-- Start of Stored records --

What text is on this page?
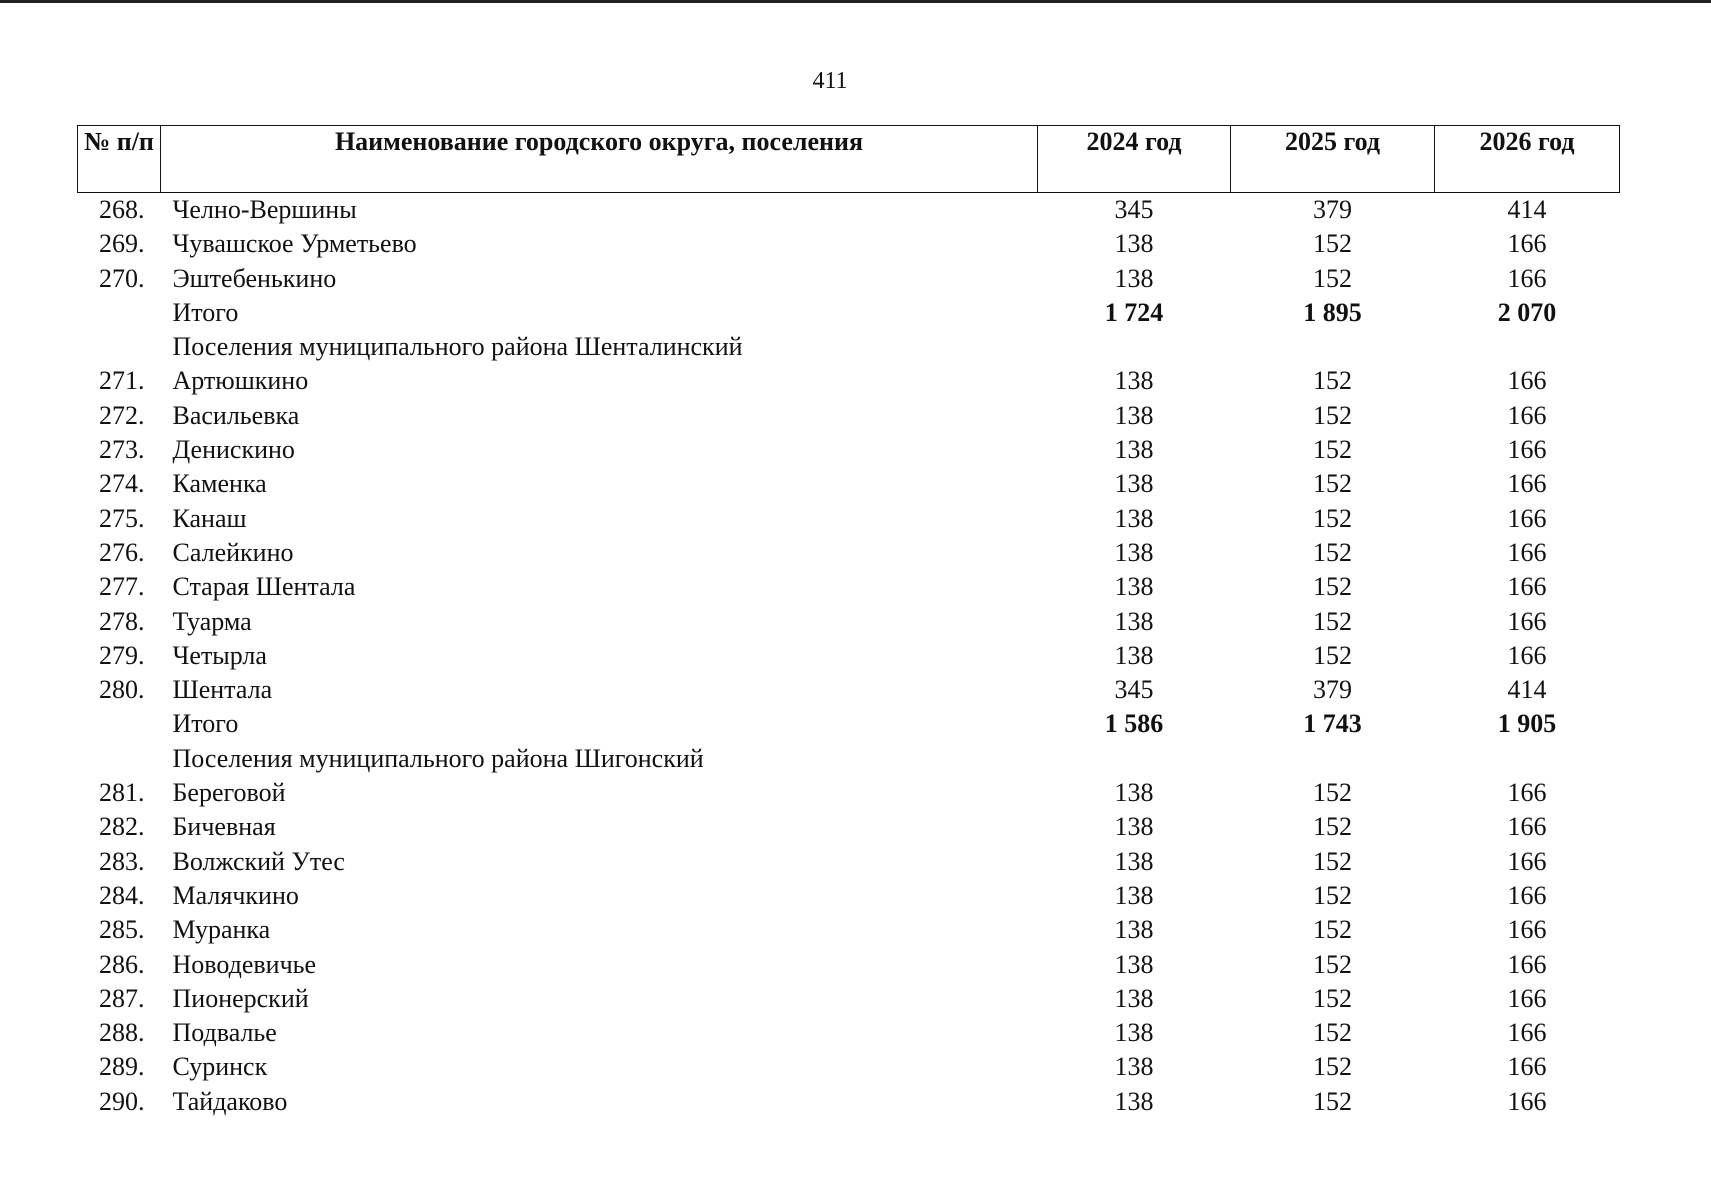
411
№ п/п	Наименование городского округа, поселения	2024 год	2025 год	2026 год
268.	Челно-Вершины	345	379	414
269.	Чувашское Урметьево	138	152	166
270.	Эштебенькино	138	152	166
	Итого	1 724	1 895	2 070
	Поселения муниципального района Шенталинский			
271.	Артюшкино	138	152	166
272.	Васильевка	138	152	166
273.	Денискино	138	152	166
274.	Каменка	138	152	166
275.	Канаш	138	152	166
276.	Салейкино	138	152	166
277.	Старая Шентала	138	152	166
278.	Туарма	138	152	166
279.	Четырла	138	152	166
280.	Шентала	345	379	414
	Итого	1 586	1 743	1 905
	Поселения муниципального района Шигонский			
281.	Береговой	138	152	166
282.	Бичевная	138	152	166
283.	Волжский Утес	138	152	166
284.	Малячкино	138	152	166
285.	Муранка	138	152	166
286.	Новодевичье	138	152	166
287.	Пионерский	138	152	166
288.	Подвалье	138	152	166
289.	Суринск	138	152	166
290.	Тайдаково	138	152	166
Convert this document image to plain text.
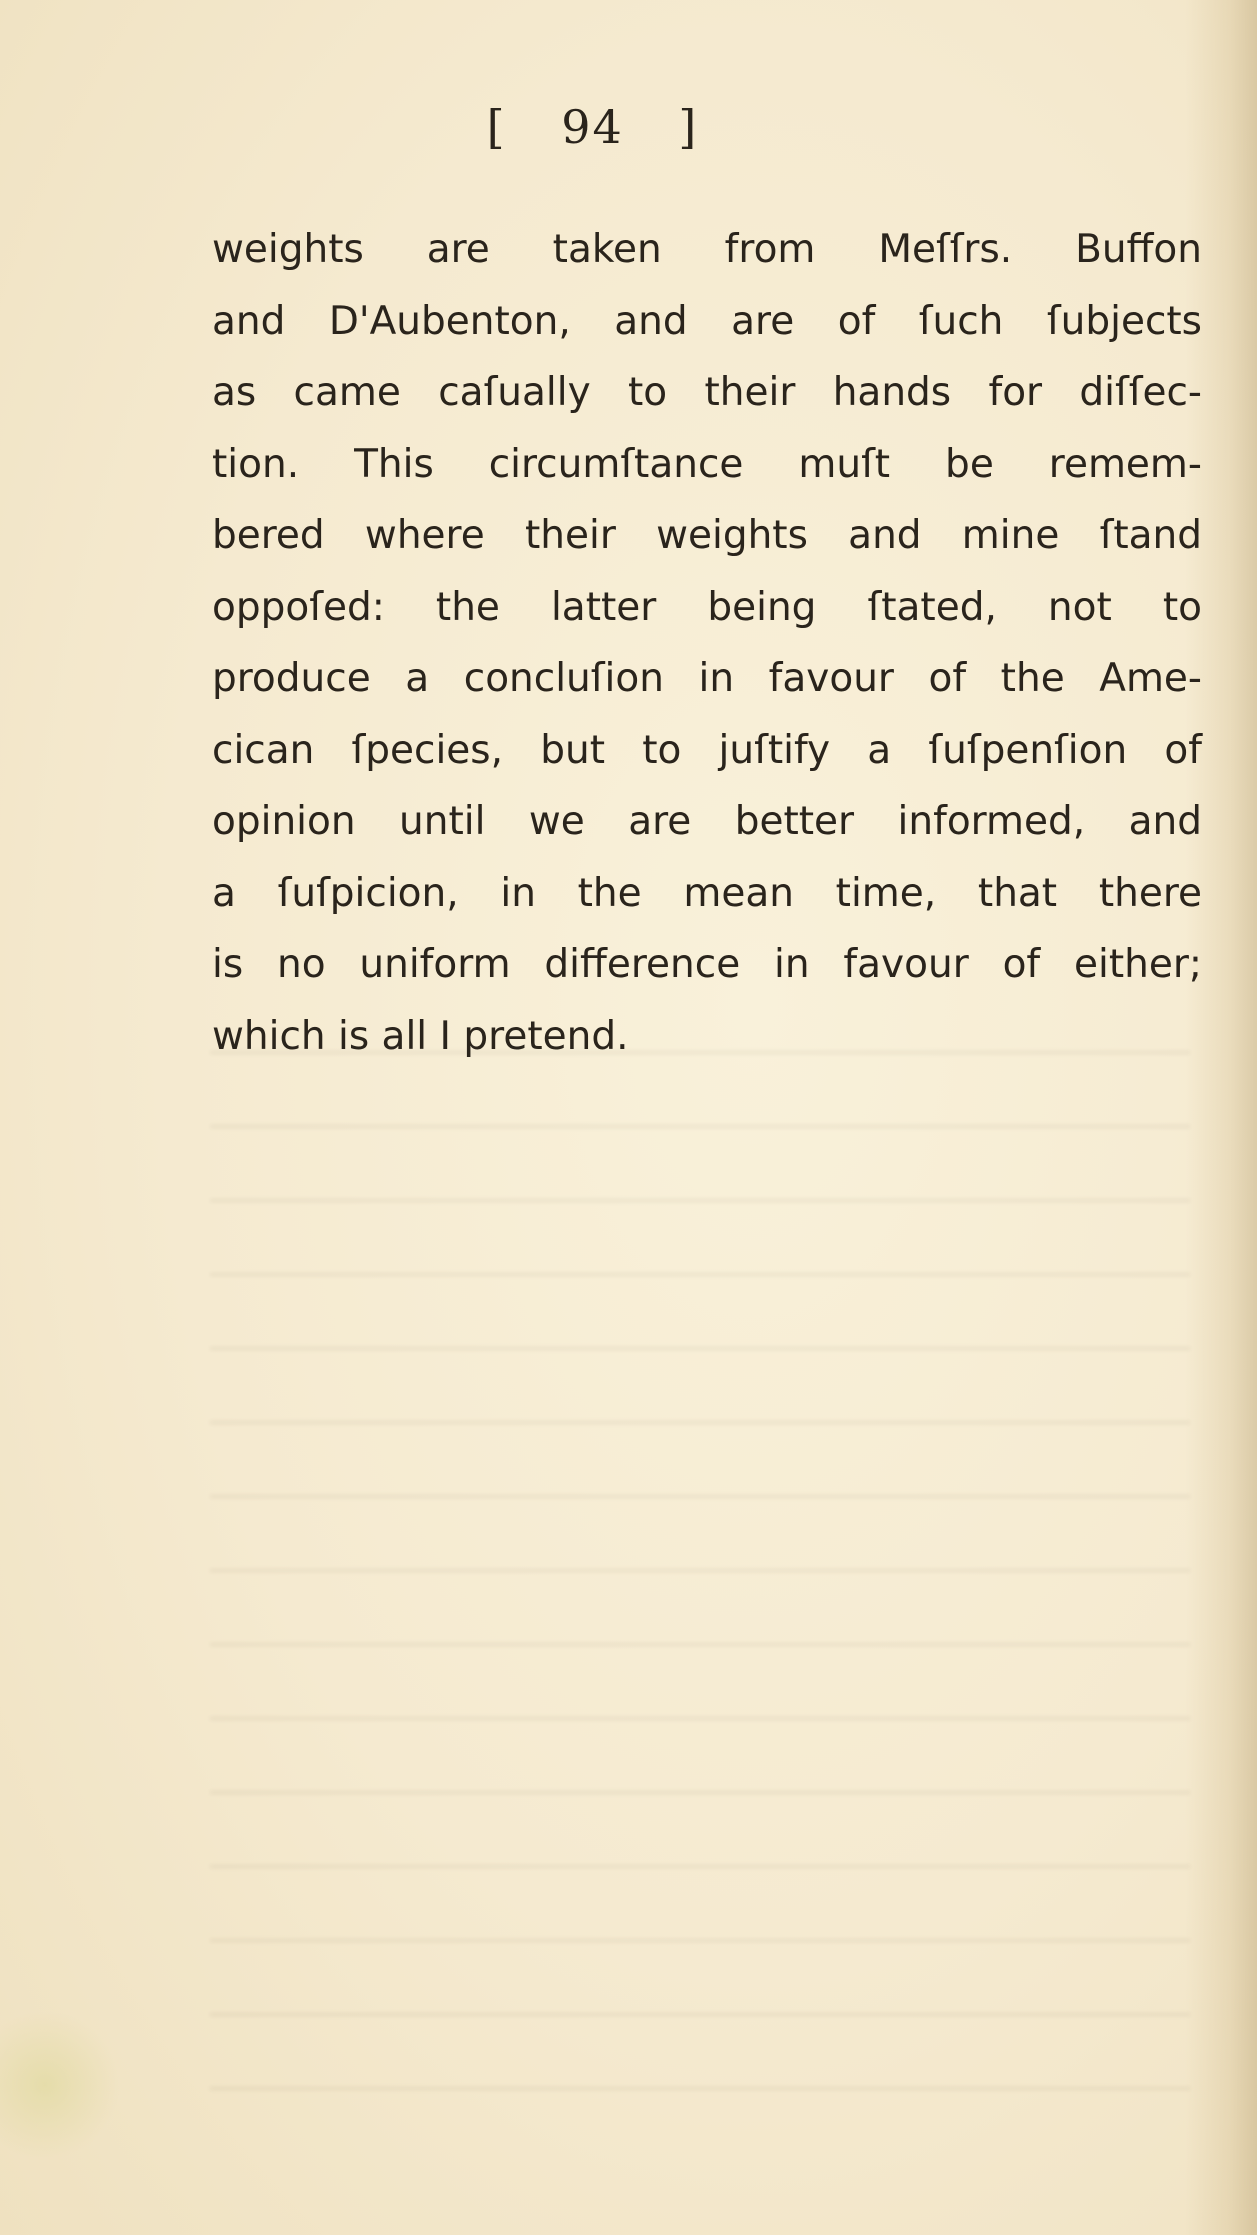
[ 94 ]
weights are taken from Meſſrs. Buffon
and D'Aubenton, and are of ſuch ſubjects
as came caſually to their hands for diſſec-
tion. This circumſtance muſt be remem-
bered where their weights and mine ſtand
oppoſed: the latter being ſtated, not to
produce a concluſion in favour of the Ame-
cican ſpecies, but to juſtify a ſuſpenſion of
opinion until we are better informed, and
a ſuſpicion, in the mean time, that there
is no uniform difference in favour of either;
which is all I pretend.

-- End of Stored records --

Above are the records; reproduce them exactly and leave out the pictures.

What text is on this page?
411
№ п/п	Наименование городского округа, поселения	2024 год	2025 год	2026 год
268.	Челно-Вершины	345	379	414
269.	Чувашское Урметьево	138	152	166
270.	Эштебенькино	138	152	166
	Итого	1 724	1 895	2 070
	Поселения муниципального района Шенталинский			
271.	Артюшкино	138	152	166
272.	Васильевка	138	152	166
273.	Денискино	138	152	166
274.	Каменка	138	152	166
275.	Канаш	138	152	166
276.	Салейкино	138	152	166
277.	Старая Шентала	138	152	166
278.	Туарма	138	152	166
279.	Четырла	138	152	166
280.	Шентала	345	379	414
	Итого	1 586	1 743	1 905
	Поселения муниципального района Шигонский			
281.	Береговой	138	152	166
282.	Бичевная	138	152	166
283.	Волжский Утес	138	152	166
284.	Малячкино	138	152	166
285.	Муранка	138	152	166
286.	Новодевичье	138	152	166
287.	Пионерский	138	152	166
288.	Подвалье	138	152	166
289.	Суринск	138	152	166
290.	Тайдаково	138	152	166
Convert this document image to plain text.
[ 94 ]
weights are taken from Meſſrs. Buffon
and D'Aubenton, and are of ſuch ſubjects
as came caſually to their hands for diſſec-
tion. This circumſtance muſt be remem-
bered where their weights and mine ſtand
oppoſed: the latter being ſtated, not to
produce a concluſion in favour of the Ame-
cican ſpecies, but to juſtify a ſuſpenſion of
opinion until we are better informed, and
a ſuſpicion, in the mean time, that there
is no uniform difference in favour of either;
which is all I pretend.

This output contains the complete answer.